#### Exercise task:
Restate, word for word, all of the material shown below.

※ ※ ※

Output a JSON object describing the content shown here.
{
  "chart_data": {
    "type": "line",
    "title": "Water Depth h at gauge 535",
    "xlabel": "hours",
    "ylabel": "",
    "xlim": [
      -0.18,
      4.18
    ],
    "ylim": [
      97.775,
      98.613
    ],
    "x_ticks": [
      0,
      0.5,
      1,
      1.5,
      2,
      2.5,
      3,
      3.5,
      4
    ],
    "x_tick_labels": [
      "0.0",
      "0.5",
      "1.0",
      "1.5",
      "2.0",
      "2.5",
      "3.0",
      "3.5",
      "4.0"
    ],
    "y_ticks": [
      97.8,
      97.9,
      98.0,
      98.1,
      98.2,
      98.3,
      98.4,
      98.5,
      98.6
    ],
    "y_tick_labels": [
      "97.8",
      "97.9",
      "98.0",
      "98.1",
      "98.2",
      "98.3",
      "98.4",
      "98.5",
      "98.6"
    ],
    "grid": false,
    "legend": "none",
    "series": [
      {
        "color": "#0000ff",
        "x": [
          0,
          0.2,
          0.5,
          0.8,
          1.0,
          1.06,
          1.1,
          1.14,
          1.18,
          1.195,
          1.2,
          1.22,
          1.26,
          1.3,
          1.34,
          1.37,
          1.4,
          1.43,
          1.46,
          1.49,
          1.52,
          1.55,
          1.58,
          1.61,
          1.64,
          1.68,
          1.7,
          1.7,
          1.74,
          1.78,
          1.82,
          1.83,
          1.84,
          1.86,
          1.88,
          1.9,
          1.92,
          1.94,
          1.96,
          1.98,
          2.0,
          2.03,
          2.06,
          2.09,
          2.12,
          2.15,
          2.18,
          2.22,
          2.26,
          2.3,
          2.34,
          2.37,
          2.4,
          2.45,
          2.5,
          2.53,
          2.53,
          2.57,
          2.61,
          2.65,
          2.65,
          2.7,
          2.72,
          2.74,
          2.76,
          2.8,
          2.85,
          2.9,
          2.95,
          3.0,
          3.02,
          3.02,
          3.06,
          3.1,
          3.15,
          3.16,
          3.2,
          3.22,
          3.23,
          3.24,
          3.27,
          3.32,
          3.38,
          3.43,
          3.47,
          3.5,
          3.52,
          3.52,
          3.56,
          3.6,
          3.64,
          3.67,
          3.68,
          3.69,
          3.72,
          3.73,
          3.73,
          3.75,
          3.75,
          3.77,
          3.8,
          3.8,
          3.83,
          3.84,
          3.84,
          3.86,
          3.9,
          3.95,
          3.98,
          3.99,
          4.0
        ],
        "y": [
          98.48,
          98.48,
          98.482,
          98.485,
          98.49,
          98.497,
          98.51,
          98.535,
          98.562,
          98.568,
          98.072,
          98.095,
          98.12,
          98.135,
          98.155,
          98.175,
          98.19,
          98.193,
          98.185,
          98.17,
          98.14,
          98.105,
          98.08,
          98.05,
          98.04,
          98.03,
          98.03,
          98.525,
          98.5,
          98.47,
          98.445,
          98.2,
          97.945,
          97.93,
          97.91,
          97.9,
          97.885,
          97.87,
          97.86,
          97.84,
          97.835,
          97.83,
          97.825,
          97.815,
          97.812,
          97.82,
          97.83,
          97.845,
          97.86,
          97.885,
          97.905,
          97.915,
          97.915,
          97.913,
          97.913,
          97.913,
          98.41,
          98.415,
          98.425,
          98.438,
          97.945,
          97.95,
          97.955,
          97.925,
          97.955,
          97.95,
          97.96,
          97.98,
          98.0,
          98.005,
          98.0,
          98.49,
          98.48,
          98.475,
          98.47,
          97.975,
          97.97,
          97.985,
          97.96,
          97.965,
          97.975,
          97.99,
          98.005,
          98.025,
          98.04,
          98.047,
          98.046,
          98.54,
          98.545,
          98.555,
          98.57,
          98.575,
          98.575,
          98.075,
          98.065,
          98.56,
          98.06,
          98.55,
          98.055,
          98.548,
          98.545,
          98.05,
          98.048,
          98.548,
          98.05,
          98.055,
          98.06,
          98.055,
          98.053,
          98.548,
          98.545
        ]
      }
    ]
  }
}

※ ※ ※

#### Output of the task:
Output a JSON object describing the content shown here.
{
  "chart_data": {
    "type": "line",
    "title": "Water Depth h at gauge 535",
    "xlabel": "hours",
    "ylabel": "",
    "xlim": [
      -0.18,
      4.18
    ],
    "ylim": [
      97.775,
      98.613
    ],
    "x_ticks": [
      0,
      0.5,
      1,
      1.5,
      2,
      2.5,
      3,
      3.5,
      4
    ],
    "x_tick_labels": [
      "0.0",
      "0.5",
      "1.0",
      "1.5",
      "2.0",
      "2.5",
      "3.0",
      "3.5",
      "4.0"
    ],
    "y_ticks": [
      97.8,
      97.9,
      98.0,
      98.1,
      98.2,
      98.3,
      98.4,
      98.5,
      98.6
    ],
    "y_tick_labels": [
      "97.8",
      "97.9",
      "98.0",
      "98.1",
      "98.2",
      "98.3",
      "98.4",
      "98.5",
      "98.6"
    ],
    "grid": false,
    "legend": "none",
    "series": [
      {
        "color": "#0000ff",
        "x": [
          0,
          0.2,
          0.5,
          0.8,
          1.0,
          1.06,
          1.1,
          1.14,
          1.18,
          1.195,
          1.2,
          1.22,
          1.26,
          1.3,
          1.34,
          1.37,
          1.4,
          1.43,
          1.46,
          1.49,
          1.52,
          1.55,
          1.58,
          1.61,
          1.64,
          1.68,
          1.7,
          1.7,
          1.74,
          1.78,
          1.82,
          1.83,
          1.84,
          1.86,
          1.88,
          1.9,
          1.92,
          1.94,
          1.96,
          1.98,
          2.0,
          2.03,
          2.06,
          2.09,
          2.12,
          2.15,
          2.18,
          2.22,
          2.26,
          2.3,
          2.34,
          2.37,
          2.4,
          2.45,
          2.5,
          2.53,
          2.53,
          2.57,
          2.61,
          2.65,
          2.65,
          2.7,
          2.72,
          2.74,
          2.76,
          2.8,
          2.85,
          2.9,
          2.95,
          3.0,
          3.02,
          3.02,
          3.06,
          3.1,
          3.15,
          3.16,
          3.2,
          3.22,
          3.23,
          3.24,
          3.27,
          3.32,
          3.38,
          3.43,
          3.47,
          3.5,
          3.52,
          3.52,
          3.56,
          3.6,
          3.64,
          3.67,
          3.68,
          3.69,
          3.72,
          3.73,
          3.73,
          3.75,
          3.75,
          3.77,
          3.8,
          3.8,
          3.83,
          3.84,
          3.84,
          3.86,
          3.9,
          3.95,
          3.98,
          3.99,
          4.0
        ],
        "y": [
          98.48,
          98.48,
          98.482,
          98.485,
          98.49,
          98.497,
          98.51,
          98.535,
          98.562,
          98.568,
          98.072,
          98.095,
          98.12,
          98.135,
          98.155,
          98.175,
          98.19,
          98.193,
          98.185,
          98.17,
          98.14,
          98.105,
          98.08,
          98.05,
          98.04,
          98.03,
          98.03,
          98.525,
          98.5,
          98.47,
          98.445,
          98.2,
          97.945,
          97.93,
          97.91,
          97.9,
          97.885,
          97.87,
          97.86,
          97.84,
          97.835,
          97.83,
          97.825,
          97.815,
          97.812,
          97.82,
          97.83,
          97.845,
          97.86,
          97.885,
          97.905,
          97.915,
          97.915,
          97.913,
          97.913,
          97.913,
          98.41,
          98.415,
          98.425,
          98.438,
          97.945,
          97.95,
          97.955,
          97.925,
          97.955,
          97.95,
          97.96,
          97.98,
          98.0,
          98.005,
          98.0,
          98.49,
          98.48,
          98.475,
          98.47,
          97.975,
          97.97,
          97.985,
          97.96,
          97.965,
          97.975,
          97.99,
          98.005,
          98.025,
          98.04,
          98.047,
          98.046,
          98.54,
          98.545,
          98.555,
          98.57,
          98.575,
          98.575,
          98.075,
          98.065,
          98.56,
          98.06,
          98.55,
          98.055,
          98.548,
          98.545,
          98.05,
          98.048,
          98.548,
          98.05,
          98.055,
          98.06,
          98.055,
          98.053,
          98.548,
          98.545
        ]
      }
    ]
  }
}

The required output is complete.